*Challenge:* Reproduce word for word the part of the data that opens with the line containing "Bar [342, 167, 367, 170]" and closes with the line containing "Bar [412, 268, 438, 270]", including both of those lines.

________________________________________

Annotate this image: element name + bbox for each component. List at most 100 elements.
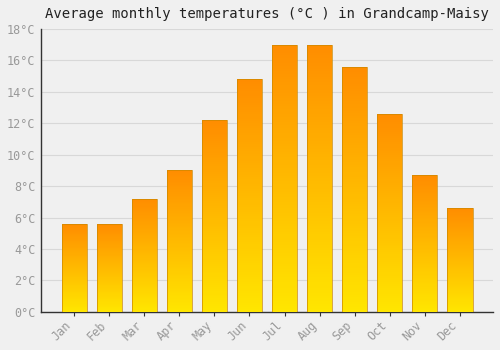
Bar [342, 167, 367, 170]
Bar [202, 212, 227, 214]
Bar [132, 211, 157, 212]
Bar [96, 308, 122, 309]
Bar [377, 199, 402, 201]
Bar [132, 223, 157, 224]
Bar [237, 96, 262, 98]
Bar [202, 291, 227, 293]
Bar [237, 107, 262, 110]
Bar [448, 212, 472, 213]
Bar [166, 223, 192, 224]
Bar [412, 188, 438, 189]
Bar [412, 234, 438, 235]
Bar [237, 251, 262, 254]
Bar [166, 285, 192, 286]
Bar [202, 231, 227, 233]
Bar [96, 251, 122, 252]
Bar [237, 184, 262, 186]
Bar [132, 201, 157, 202]
Bar [377, 126, 402, 128]
Bar [342, 241, 367, 243]
Bar [307, 152, 332, 154]
Bar [132, 199, 157, 312]
Bar [237, 233, 262, 235]
Bar [412, 268, 438, 270]
Bar [237, 165, 262, 168]
Bar [342, 290, 367, 292]
Bar [377, 189, 402, 191]
Bar [272, 229, 297, 232]
Bar [237, 152, 262, 154]
Bar [448, 226, 472, 227]
Bar [62, 247, 87, 248]
Bar [342, 108, 367, 111]
Bar [448, 273, 472, 274]
Bar [62, 309, 87, 310]
Bar [132, 219, 157, 220]
Bar [448, 220, 472, 222]
Bar [342, 187, 367, 189]
Bar [202, 183, 227, 185]
Bar [448, 260, 472, 261]
Bar [342, 74, 367, 77]
Bar [166, 290, 192, 292]
Bar [307, 55, 332, 58]
Bar [237, 256, 262, 258]
Bar [166, 197, 192, 199]
Bar [448, 252, 472, 253]
Bar [377, 292, 402, 294]
Bar [412, 231, 438, 232]
Bar [377, 240, 402, 243]
Bar [132, 206, 157, 208]
Bar [377, 270, 402, 272]
Bar [307, 202, 332, 205]
Bar [307, 120, 332, 122]
Bar [342, 145, 367, 148]
Bar [412, 253, 438, 254]
Bar [448, 210, 472, 211]
Bar [202, 120, 227, 122]
Bar [377, 183, 402, 185]
Bar [62, 251, 87, 252]
Bar [307, 186, 332, 189]
Bar [132, 297, 157, 298]
Bar [307, 216, 332, 218]
Bar [237, 114, 262, 117]
Bar [62, 297, 87, 298]
Bar [377, 116, 402, 118]
Bar [342, 77, 367, 79]
Bar [62, 281, 87, 282]
Bar [448, 223, 472, 224]
Bar [412, 209, 438, 211]
Bar [166, 308, 192, 309]
Bar [448, 309, 472, 310]
Bar [448, 282, 472, 283]
Bar [272, 309, 297, 312]
Bar [132, 273, 157, 274]
Bar [377, 179, 402, 181]
Bar [448, 244, 472, 245]
Bar [272, 194, 297, 197]
Bar [96, 294, 122, 295]
Bar [448, 286, 472, 287]
Bar [448, 283, 472, 284]
Bar [307, 282, 332, 285]
Bar [448, 254, 472, 255]
Bar [448, 209, 472, 210]
Bar [237, 100, 262, 103]
Bar [412, 265, 438, 267]
Bar [96, 291, 122, 292]
Bar [412, 214, 438, 215]
Bar [96, 262, 122, 264]
Bar [96, 293, 122, 294]
Bar [272, 101, 297, 104]
Bar [412, 204, 438, 205]
Bar [412, 303, 438, 305]
Bar [202, 164, 227, 166]
Bar [272, 138, 297, 141]
Bar [202, 159, 227, 160]
Bar [132, 231, 157, 233]
Bar [412, 216, 438, 217]
Bar [448, 276, 472, 278]
Bar [412, 262, 438, 264]
Bar [96, 287, 122, 288]
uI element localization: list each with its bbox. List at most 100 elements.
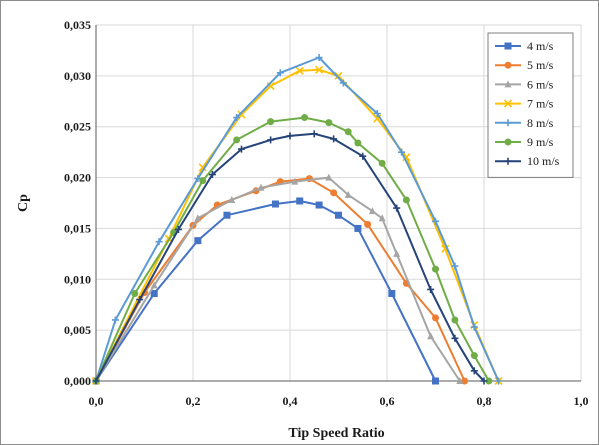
- legend-item: 10 m/s: [495, 154, 560, 168]
- data-point: [267, 118, 275, 126]
- data-point: [315, 201, 323, 209]
- data-point: [378, 214, 386, 222]
- data-point: [470, 367, 478, 375]
- data-point: [155, 238, 163, 246]
- data-point: [432, 217, 439, 225]
- data-point: [373, 109, 381, 117]
- data-point: [354, 224, 362, 232]
- legend-label: 4 m/s: [527, 39, 554, 53]
- data-point: [402, 196, 410, 204]
- data-point: [233, 136, 241, 144]
- data-point: [334, 71, 343, 80]
- data-point: [451, 334, 459, 342]
- data-point: [310, 130, 318, 138]
- data-point: [315, 65, 324, 74]
- data-point: [330, 189, 338, 197]
- legend-marker: [504, 42, 512, 50]
- data-point: [136, 296, 144, 304]
- data-point: [456, 377, 464, 384]
- legend-marker: [504, 138, 512, 146]
- data-point: [432, 377, 439, 385]
- data-point: [238, 145, 245, 153]
- legend-label: 9 m/s: [527, 135, 554, 149]
- data-point: [198, 163, 207, 172]
- data-point: [111, 316, 119, 324]
- data-point: [315, 54, 323, 62]
- data-point: [388, 290, 396, 298]
- series-9-m-s: [92, 114, 493, 385]
- data-point: [339, 79, 347, 87]
- data-point: [286, 132, 294, 140]
- data-point: [427, 285, 435, 293]
- data-point: [378, 159, 386, 167]
- data-point: [451, 262, 459, 270]
- data-point: [330, 135, 338, 143]
- data-point: [92, 377, 100, 385]
- data-point: [150, 281, 158, 289]
- series-10-m-s: [92, 130, 488, 385]
- data-point: [150, 290, 158, 298]
- legend-box: [487, 32, 574, 178]
- data-point: [296, 197, 304, 205]
- data-point: [335, 211, 342, 219]
- x-tick-label: 0,8: [477, 394, 492, 408]
- legend-label: 5 m/s: [527, 58, 554, 72]
- data-point: [432, 265, 439, 273]
- data-point: [495, 377, 503, 385]
- data-point: [199, 177, 207, 185]
- x-tick-label: 0,4: [283, 394, 298, 408]
- y-tick-label: 0,000: [64, 374, 91, 388]
- legend-marker: [503, 99, 513, 108]
- data-point: [267, 136, 275, 144]
- x-axis-title: Tip Speed Ratio: [288, 426, 384, 441]
- legend-label: 8 m/s: [527, 116, 554, 130]
- data-point: [271, 200, 279, 208]
- data-point: [228, 195, 236, 203]
- data-point: [470, 323, 478, 331]
- legend-item: 9 m/s: [495, 135, 554, 149]
- x-tick-label: 0,0: [89, 394, 104, 408]
- data-point: [480, 377, 488, 385]
- legend-marker: [504, 80, 512, 88]
- y-tick-label: 0,035: [64, 18, 91, 32]
- y-tick-label: 0,005: [64, 323, 91, 337]
- legend-item: 4 m/s: [495, 39, 554, 53]
- data-point: [485, 377, 493, 385]
- x-tick-label: 0,2: [186, 394, 201, 408]
- legend-item: 5 m/s: [495, 58, 554, 72]
- data-point: [325, 173, 333, 181]
- data-point: [368, 207, 376, 215]
- series-line: [95, 116, 490, 382]
- data-point: [354, 139, 362, 147]
- y-axis-title: Cp: [16, 194, 31, 212]
- data-point: [344, 190, 352, 198]
- data-point: [359, 152, 367, 160]
- legend-label: 6 m/s: [527, 77, 554, 91]
- legend-marker: [504, 157, 512, 165]
- x-tick-label: 0,6: [380, 394, 395, 408]
- data-point: [393, 204, 401, 212]
- legend-label: 7 m/s: [527, 97, 554, 111]
- data-point: [131, 290, 139, 298]
- legend: 4 m/s 5 m/s 6 m/s 7 m/s 8 m/s 9 m/s 10 m/s: [487, 32, 574, 178]
- legend-item: 6 m/s: [495, 77, 554, 91]
- data-point: [194, 237, 202, 245]
- data-point: [208, 171, 216, 179]
- data-point: [364, 220, 372, 228]
- data-point: [344, 128, 352, 136]
- data-point: [291, 177, 299, 185]
- y-tick-label: 0,010: [64, 272, 91, 286]
- y-tick-label: 0,030: [64, 69, 91, 83]
- x-tick-label: 1,0: [574, 394, 589, 408]
- data-point: [325, 119, 333, 127]
- data-point: [266, 81, 275, 91]
- legend-item: 8 m/s: [495, 116, 554, 130]
- data-point: [276, 69, 284, 77]
- data-point: [295, 66, 304, 75]
- data-point: [194, 214, 202, 222]
- legend-marker: [504, 61, 512, 69]
- data-point: [398, 148, 406, 156]
- data-point: [233, 114, 241, 122]
- y-tick-label: 0,025: [64, 120, 91, 134]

________________________________________

*Correct answer:*
Bar [342, 167, 367, 170]
Bar [202, 212, 227, 214]
Bar [132, 211, 157, 212]
Bar [96, 308, 122, 309]
Bar [377, 199, 402, 201]
Bar [132, 223, 157, 224]
Bar [237, 96, 262, 98]
Bar [202, 291, 227, 293]
Bar [237, 107, 262, 110]
Bar [448, 212, 472, 213]
Bar [166, 223, 192, 224]
Bar [412, 188, 438, 189]
Bar [412, 234, 438, 235]
Bar [237, 251, 262, 254]
Bar [166, 285, 192, 286]
Bar [202, 231, 227, 233]
Bar [96, 251, 122, 252]
Bar [237, 184, 262, 186]
Bar [132, 201, 157, 202]
Bar [377, 126, 402, 128]
Bar [342, 241, 367, 243]
Bar [307, 152, 332, 154]
Bar [132, 199, 157, 312]
Bar [237, 233, 262, 235]
Bar [412, 268, 438, 270]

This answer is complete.